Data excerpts
_____
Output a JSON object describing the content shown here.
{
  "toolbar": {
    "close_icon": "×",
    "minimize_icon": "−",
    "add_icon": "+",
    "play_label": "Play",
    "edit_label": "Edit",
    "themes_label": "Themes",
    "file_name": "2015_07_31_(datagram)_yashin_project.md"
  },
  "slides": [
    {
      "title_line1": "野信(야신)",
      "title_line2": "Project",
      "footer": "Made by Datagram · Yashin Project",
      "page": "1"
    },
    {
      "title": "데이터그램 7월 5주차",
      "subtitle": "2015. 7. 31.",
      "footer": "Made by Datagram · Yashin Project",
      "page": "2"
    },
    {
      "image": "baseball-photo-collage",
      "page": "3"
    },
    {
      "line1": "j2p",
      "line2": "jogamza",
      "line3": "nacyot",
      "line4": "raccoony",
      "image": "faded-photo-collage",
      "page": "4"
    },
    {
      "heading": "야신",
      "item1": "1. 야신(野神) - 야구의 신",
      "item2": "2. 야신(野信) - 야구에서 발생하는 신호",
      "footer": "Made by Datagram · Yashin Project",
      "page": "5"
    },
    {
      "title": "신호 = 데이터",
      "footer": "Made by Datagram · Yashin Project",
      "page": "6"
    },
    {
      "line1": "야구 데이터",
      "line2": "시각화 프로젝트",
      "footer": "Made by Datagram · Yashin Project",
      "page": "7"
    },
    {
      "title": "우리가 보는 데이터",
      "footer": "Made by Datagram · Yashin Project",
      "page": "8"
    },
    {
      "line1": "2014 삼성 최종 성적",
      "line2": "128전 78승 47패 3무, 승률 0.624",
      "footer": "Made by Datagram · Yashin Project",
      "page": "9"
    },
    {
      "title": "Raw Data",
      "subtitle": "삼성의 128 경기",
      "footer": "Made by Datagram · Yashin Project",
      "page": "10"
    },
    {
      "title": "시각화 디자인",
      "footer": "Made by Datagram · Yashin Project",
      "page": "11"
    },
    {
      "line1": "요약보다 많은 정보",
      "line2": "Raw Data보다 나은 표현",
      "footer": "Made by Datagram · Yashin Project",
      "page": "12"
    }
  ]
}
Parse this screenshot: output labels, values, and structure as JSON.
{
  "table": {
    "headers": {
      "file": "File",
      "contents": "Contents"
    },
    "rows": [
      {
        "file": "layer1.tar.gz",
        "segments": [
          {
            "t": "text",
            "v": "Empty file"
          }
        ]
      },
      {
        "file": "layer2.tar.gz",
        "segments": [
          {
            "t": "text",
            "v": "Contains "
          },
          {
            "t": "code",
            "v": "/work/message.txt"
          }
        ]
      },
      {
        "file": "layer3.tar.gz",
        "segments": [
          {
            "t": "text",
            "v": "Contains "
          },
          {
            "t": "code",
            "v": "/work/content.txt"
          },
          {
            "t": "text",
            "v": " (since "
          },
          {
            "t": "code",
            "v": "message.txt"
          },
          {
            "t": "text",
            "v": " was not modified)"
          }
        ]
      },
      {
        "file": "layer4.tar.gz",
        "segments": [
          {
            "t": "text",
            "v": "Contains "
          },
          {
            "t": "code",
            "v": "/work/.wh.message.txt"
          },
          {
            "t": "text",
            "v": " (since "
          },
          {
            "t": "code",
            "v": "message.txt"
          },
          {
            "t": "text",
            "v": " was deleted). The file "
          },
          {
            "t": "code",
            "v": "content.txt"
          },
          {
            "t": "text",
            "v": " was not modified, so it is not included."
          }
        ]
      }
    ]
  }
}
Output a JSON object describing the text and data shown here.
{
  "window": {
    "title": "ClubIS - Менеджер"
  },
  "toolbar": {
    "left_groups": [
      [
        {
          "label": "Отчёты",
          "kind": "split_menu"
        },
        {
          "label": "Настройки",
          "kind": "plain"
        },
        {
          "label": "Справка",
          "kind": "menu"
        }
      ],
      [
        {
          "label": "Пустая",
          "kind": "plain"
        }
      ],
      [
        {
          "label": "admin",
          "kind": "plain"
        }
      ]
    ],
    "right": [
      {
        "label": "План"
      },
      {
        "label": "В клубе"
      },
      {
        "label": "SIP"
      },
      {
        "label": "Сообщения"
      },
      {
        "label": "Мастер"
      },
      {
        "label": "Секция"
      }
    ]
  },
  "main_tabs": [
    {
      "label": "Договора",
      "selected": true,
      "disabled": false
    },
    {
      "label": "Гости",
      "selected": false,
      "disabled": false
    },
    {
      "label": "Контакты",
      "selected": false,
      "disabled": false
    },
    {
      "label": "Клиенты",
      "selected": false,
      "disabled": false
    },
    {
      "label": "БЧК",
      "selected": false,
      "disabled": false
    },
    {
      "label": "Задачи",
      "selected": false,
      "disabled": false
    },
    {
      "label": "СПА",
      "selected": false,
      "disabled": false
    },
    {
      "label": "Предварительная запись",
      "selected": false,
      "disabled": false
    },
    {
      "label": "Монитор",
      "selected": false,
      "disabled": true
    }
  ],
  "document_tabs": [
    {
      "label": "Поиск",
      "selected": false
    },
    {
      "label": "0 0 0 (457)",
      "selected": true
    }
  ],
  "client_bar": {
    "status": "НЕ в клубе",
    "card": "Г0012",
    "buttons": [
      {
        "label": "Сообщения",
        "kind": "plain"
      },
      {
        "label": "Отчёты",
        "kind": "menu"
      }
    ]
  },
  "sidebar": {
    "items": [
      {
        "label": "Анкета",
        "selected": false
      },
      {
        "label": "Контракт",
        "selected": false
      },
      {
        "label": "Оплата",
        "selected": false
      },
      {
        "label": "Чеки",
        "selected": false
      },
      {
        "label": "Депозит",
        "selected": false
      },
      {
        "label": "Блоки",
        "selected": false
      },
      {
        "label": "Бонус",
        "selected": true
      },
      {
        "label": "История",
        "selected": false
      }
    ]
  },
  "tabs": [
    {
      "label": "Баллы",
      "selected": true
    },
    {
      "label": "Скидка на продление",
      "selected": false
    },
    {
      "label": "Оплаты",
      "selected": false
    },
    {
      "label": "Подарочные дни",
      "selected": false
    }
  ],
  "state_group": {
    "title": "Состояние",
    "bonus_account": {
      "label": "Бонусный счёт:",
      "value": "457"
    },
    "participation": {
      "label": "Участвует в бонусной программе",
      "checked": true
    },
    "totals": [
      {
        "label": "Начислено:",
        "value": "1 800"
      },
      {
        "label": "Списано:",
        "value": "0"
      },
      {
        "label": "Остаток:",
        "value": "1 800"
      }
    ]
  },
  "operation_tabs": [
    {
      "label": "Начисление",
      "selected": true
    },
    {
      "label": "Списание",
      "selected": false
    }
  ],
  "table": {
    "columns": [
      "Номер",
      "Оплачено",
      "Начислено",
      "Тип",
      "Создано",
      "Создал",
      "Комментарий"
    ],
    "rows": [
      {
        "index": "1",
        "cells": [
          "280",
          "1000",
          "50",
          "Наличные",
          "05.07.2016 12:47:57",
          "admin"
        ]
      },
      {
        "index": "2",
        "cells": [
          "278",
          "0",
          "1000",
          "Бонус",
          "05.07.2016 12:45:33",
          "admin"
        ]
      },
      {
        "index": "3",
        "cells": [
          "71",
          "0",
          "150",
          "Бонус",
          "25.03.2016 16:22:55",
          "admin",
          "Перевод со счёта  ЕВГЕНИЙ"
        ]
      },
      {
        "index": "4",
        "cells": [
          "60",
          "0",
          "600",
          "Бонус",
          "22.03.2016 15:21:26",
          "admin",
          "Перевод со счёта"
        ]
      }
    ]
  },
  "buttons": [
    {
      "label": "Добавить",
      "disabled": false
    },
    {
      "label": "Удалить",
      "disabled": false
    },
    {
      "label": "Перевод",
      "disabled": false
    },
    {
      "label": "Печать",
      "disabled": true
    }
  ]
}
_____
PROBLEM: Above are the records; copy every line in them that holds the word "image".

EXERCISE RESPONSE:
      "image": "baseball-photo-collage",
      "image": "faded-photo-collage",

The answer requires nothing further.